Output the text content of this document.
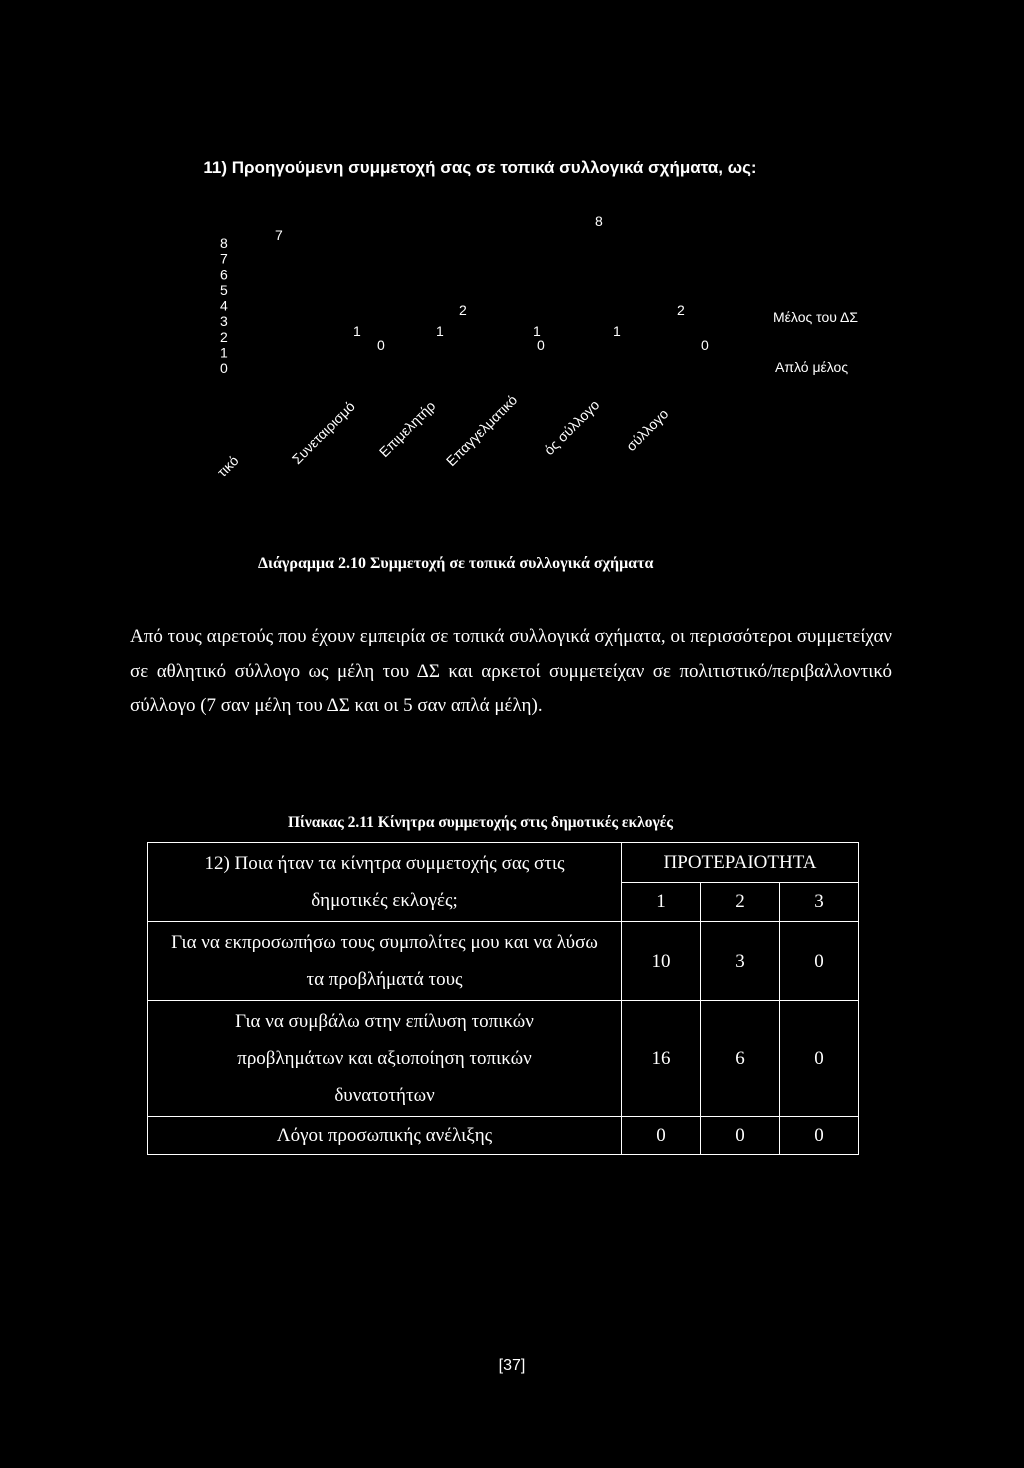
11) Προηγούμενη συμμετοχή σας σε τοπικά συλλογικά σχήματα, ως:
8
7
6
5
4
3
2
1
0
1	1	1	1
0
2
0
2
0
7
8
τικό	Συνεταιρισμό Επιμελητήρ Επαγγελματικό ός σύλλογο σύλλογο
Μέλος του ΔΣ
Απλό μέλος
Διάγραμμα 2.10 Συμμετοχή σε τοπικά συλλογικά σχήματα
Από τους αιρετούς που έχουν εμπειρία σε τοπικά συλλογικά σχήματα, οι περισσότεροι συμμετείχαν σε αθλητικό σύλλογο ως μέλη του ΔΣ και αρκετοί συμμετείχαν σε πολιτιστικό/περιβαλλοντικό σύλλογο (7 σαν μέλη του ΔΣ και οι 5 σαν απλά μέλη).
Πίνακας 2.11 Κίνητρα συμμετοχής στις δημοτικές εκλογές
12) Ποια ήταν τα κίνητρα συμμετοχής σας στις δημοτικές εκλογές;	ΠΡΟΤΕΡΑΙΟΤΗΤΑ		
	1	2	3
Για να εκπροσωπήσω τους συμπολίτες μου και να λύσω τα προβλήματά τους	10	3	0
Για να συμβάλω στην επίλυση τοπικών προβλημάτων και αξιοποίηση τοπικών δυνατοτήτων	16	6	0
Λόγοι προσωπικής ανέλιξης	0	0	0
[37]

********************

#### [Directions for this task]
Repeat the records in full, exactly as they appear, without the pictures.

#### [Response to this task]
Output the text content of this document.
11) Προηγούμενη συμμετοχή σας σε τοπικά συλλογικά σχήματα, ως:
8
7
6
5
4
3
2
1
0
1	1	1	1
0
2
0
2
0
7
8
τικό	Συνεταιρισμό Επιμελητήρ Επαγγελματικό ός σύλλογο σύλλογο
Μέλος του ΔΣ
Απλό μέλος
Διάγραμμα 2.10 Συμμετοχή σε τοπικά συλλογικά σχήματα
Από τους αιρετούς που έχουν εμπειρία σε τοπικά συλλογικά σχήματα, οι περισσότεροι συμμετείχαν σε αθλητικό σύλλογο ως μέλη του ΔΣ και αρκετοί συμμετείχαν σε πολιτιστικό/περιβαλλοντικό σύλλογο (7 σαν μέλη του ΔΣ και οι 5 σαν απλά μέλη).
Πίνακας 2.11 Κίνητρα συμμετοχής στις δημοτικές εκλογές
12) Ποια ήταν τα κίνητρα συμμετοχής σας στις δημοτικές εκλογές;	ΠΡΟΤΕΡΑΙΟΤΗΤΑ		
	1	2	3
Για να εκπροσωπήσω τους συμπολίτες μου και να λύσω τα προβλήματά τους	10	3	0
Για να συμβάλω στην επίλυση τοπικών προβλημάτων και αξιοποίηση τοπικών δυνατοτήτων	16	6	0
Λόγοι προσωπικής ανέλιξης	0	0	0
[37]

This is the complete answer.